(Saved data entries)
··········

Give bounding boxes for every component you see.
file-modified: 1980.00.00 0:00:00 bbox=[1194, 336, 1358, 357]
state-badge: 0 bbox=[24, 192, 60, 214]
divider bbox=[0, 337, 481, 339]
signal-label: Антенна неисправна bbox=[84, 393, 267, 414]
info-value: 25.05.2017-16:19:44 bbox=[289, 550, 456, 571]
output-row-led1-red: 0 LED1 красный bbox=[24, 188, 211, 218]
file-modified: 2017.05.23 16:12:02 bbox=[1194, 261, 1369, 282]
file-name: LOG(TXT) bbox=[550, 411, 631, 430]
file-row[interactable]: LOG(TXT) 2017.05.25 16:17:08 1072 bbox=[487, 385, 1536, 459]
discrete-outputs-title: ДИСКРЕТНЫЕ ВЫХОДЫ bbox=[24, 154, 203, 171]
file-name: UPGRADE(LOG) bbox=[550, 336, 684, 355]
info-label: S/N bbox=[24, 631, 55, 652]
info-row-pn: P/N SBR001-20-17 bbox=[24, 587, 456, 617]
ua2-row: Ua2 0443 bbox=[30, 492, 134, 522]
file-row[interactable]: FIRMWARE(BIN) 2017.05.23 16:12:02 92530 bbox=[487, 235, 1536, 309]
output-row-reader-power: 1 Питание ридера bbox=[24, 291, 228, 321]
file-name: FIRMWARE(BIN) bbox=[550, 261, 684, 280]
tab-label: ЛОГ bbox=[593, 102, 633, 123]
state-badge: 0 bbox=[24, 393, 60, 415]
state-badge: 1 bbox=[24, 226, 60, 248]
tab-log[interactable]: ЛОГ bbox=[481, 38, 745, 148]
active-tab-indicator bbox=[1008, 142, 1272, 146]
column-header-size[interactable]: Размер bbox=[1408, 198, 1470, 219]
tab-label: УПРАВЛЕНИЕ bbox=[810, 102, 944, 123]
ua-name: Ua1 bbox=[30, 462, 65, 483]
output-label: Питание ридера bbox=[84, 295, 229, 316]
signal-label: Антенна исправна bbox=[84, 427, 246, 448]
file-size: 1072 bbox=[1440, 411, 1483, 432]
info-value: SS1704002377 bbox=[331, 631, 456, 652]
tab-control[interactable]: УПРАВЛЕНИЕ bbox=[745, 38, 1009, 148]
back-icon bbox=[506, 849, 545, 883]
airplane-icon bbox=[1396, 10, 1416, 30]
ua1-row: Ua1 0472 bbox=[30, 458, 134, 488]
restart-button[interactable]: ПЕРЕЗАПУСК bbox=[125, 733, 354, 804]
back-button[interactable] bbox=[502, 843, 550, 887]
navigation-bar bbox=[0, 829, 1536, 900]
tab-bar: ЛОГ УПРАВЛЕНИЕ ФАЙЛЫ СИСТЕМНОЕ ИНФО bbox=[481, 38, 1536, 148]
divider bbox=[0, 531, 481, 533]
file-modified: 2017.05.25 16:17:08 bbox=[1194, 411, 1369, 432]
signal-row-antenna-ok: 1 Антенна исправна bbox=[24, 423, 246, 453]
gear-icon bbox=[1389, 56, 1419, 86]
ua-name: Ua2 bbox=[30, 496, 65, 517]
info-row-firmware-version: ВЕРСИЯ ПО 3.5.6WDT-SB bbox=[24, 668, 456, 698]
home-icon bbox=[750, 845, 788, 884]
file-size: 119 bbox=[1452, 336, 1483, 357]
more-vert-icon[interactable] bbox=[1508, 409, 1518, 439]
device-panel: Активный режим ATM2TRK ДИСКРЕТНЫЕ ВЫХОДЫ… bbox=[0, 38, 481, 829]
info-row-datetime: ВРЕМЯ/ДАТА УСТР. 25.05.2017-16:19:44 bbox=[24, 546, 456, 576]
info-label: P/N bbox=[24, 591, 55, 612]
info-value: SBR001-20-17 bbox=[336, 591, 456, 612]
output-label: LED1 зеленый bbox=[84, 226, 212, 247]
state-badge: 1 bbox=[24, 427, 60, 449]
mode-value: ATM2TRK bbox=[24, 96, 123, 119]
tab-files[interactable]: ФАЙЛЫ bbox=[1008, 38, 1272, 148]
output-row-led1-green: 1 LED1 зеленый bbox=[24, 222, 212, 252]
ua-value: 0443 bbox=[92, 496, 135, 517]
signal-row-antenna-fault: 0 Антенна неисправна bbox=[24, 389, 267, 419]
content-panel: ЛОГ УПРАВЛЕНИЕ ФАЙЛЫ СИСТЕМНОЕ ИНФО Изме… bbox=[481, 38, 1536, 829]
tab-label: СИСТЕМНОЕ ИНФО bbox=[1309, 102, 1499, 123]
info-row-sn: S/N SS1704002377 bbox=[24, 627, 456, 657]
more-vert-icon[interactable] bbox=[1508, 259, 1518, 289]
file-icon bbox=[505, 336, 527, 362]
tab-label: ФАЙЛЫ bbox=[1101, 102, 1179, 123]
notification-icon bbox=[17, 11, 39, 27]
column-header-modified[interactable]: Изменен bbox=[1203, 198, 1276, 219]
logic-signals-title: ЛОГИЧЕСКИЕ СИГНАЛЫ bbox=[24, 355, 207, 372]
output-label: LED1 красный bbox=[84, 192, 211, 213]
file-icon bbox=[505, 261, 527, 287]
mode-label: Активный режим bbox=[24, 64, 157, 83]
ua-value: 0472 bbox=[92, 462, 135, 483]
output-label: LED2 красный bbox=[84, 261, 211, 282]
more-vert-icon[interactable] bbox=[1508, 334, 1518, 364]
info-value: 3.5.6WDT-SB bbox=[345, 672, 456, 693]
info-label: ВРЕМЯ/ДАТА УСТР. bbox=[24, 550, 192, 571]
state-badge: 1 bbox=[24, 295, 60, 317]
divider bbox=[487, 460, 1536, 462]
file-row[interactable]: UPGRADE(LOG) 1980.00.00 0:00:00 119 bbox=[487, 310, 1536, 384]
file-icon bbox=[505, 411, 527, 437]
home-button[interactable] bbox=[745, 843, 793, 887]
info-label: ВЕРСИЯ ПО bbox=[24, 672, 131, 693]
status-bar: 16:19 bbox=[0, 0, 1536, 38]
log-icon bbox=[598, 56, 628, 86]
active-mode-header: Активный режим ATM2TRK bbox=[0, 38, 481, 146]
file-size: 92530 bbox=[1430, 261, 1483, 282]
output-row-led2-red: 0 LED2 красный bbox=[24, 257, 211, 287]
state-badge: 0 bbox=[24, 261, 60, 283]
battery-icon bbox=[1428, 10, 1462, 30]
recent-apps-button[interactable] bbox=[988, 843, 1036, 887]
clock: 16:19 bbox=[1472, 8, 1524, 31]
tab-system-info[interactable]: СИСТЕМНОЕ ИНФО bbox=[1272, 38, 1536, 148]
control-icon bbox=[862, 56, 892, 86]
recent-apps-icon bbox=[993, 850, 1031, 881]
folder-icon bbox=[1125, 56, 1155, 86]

··········

Problem statement:
Copy every line of the entries above word for word, keeping the same order.

The reply:
Give bounding boxes for every component you see.
file-modified: 1980.00.00 0:00:00 bbox=[1194, 336, 1358, 357]
state-badge: 0 bbox=[24, 192, 60, 214]
divider bbox=[0, 337, 481, 339]
signal-label: Антенна неисправна bbox=[84, 393, 267, 414]
info-value: 25.05.2017-16:19:44 bbox=[289, 550, 456, 571]
output-row-led1-red: 0 LED1 красный bbox=[24, 188, 211, 218]
file-modified: 2017.05.23 16:12:02 bbox=[1194, 261, 1369, 282]
file-name: LOG(TXT) bbox=[550, 411, 631, 430]
file-row[interactable]: LOG(TXT) 2017.05.25 16:17:08 1072 bbox=[487, 385, 1536, 459]
discrete-outputs-title: ДИСКРЕТНЫЕ ВЫХОДЫ bbox=[24, 154, 203, 171]
file-name: UPGRADE(LOG) bbox=[550, 336, 684, 355]
info-label: S/N bbox=[24, 631, 55, 652]
info-row-pn: P/N SBR001-20-17 bbox=[24, 587, 456, 617]
ua2-row: Ua2 0443 bbox=[30, 492, 134, 522]
file-row[interactable]: FIRMWARE(BIN) 2017.05.23 16:12:02 92530 bbox=[487, 235, 1536, 309]
output-row-reader-power: 1 Питание ридера bbox=[24, 291, 228, 321]
file-name: FIRMWARE(BIN) bbox=[550, 261, 684, 280]
tab-label: ЛОГ bbox=[593, 102, 633, 123]
state-badge: 0 bbox=[24, 393, 60, 415]
state-badge: 1 bbox=[24, 226, 60, 248]
tab-log[interactable]: ЛОГ bbox=[481, 38, 745, 148]
active-tab-indicator bbox=[1008, 142, 1272, 146]
column-header-size[interactable]: Размер bbox=[1408, 198, 1470, 219]
tab-label: УПРАВЛЕНИЕ bbox=[810, 102, 944, 123]
ua-name: Ua1 bbox=[30, 462, 65, 483]
output-label: Питание ридера bbox=[84, 295, 229, 316]
signal-label: Антенна исправна bbox=[84, 427, 246, 448]
file-size: 1072 bbox=[1440, 411, 1483, 432]
info-value: SS1704002377 bbox=[331, 631, 456, 652]
tab-control[interactable]: УПРАВЛЕНИЕ bbox=[745, 38, 1009, 148]
back-icon bbox=[506, 849, 545, 883]
airplane-icon bbox=[1396, 10, 1416, 30]
ua1-row: Ua1 0472 bbox=[30, 458, 134, 488]
restart-button[interactable]: ПЕРЕЗАПУСК bbox=[125, 733, 354, 804]
back-button[interactable] bbox=[502, 843, 550, 887]
navigation-bar bbox=[0, 829, 1536, 900]
tab-bar: ЛОГ УПРАВЛЕНИЕ ФАЙЛЫ СИСТЕМНОЕ ИНФО bbox=[481, 38, 1536, 148]
divider bbox=[0, 531, 481, 533]
file-modified: 2017.05.25 16:17:08 bbox=[1194, 411, 1369, 432]
signal-row-antenna-ok: 1 Антенна исправна bbox=[24, 423, 246, 453]
gear-icon bbox=[1389, 56, 1419, 86]
ua-name: Ua2 bbox=[30, 496, 65, 517]
info-row-firmware-version: ВЕРСИЯ ПО 3.5.6WDT-SB bbox=[24, 668, 456, 698]
home-icon bbox=[750, 845, 788, 884]
file-size: 119 bbox=[1452, 336, 1483, 357]
more-vert-icon[interactable] bbox=[1508, 409, 1518, 439]
device-panel: Активный режим ATM2TRK ДИСКРЕТНЫЕ ВЫХОДЫ… bbox=[0, 38, 481, 829]
info-row-datetime: ВРЕМЯ/ДАТА УСТР. 25.05.2017-16:19:44 bbox=[24, 546, 456, 576]
info-label: P/N bbox=[24, 591, 55, 612]
info-value: SBR001-20-17 bbox=[336, 591, 456, 612]
output-label: LED1 зеленый bbox=[84, 226, 212, 247]
state-badge: 1 bbox=[24, 427, 60, 449]
mode-value: ATM2TRK bbox=[24, 96, 123, 119]
tab-files[interactable]: ФАЙЛЫ bbox=[1008, 38, 1272, 148]
output-row-led1-green: 1 LED1 зеленый bbox=[24, 222, 212, 252]
ua-value: 0443 bbox=[92, 496, 135, 517]
signal-row-antenna-fault: 0 Антенна неисправна bbox=[24, 389, 267, 419]
content-panel: ЛОГ УПРАВЛЕНИЕ ФАЙЛЫ СИСТЕМНОЕ ИНФО Изме… bbox=[481, 38, 1536, 829]
tab-label: СИСТЕМНОЕ ИНФО bbox=[1309, 102, 1499, 123]
info-row-sn: S/N SS1704002377 bbox=[24, 627, 456, 657]
more-vert-icon[interactable] bbox=[1508, 259, 1518, 289]
file-icon bbox=[505, 336, 527, 362]
tab-label: ФАЙЛЫ bbox=[1101, 102, 1179, 123]
notification-icon bbox=[17, 11, 39, 27]
column-header-modified[interactable]: Изменен bbox=[1203, 198, 1276, 219]
logic-signals-title: ЛОГИЧЕСКИЕ СИГНАЛЫ bbox=[24, 355, 207, 372]
output-label: LED1 красный bbox=[84, 192, 211, 213]
file-icon bbox=[505, 261, 527, 287]
mode-label: Активный режим bbox=[24, 64, 157, 83]
ua-value: 0472 bbox=[92, 462, 135, 483]
output-label: LED2 красный bbox=[84, 261, 211, 282]
more-vert-icon[interactable] bbox=[1508, 334, 1518, 364]
info-value: 3.5.6WDT-SB bbox=[345, 672, 456, 693]
info-label: ВРЕМЯ/ДАТА УСТР. bbox=[24, 550, 192, 571]
state-badge: 1 bbox=[24, 295, 60, 317]
divider bbox=[487, 460, 1536, 462]
file-row[interactable]: UPGRADE(LOG) 1980.00.00 0:00:00 119 bbox=[487, 310, 1536, 384]
file-icon bbox=[505, 411, 527, 437]
home-button[interactable] bbox=[745, 843, 793, 887]
info-label: ВЕРСИЯ ПО bbox=[24, 672, 131, 693]
status-bar: 16:19 bbox=[0, 0, 1536, 38]
log-icon bbox=[598, 56, 628, 86]
active-mode-header: Активный режим ATM2TRK bbox=[0, 38, 481, 146]
file-size: 92530 bbox=[1430, 261, 1483, 282]
output-row-led2-red: 0 LED2 красный bbox=[24, 257, 211, 287]
state-badge: 0 bbox=[24, 261, 60, 283]
battery-icon bbox=[1428, 10, 1462, 30]
recent-apps-button[interactable] bbox=[988, 843, 1036, 887]
clock: 16:19 bbox=[1472, 8, 1524, 31]
tab-system-info[interactable]: СИСТЕМНОЕ ИНФО bbox=[1272, 38, 1536, 148]
control-icon bbox=[862, 56, 892, 86]
recent-apps-icon bbox=[993, 850, 1031, 881]
folder-icon bbox=[1125, 56, 1155, 86]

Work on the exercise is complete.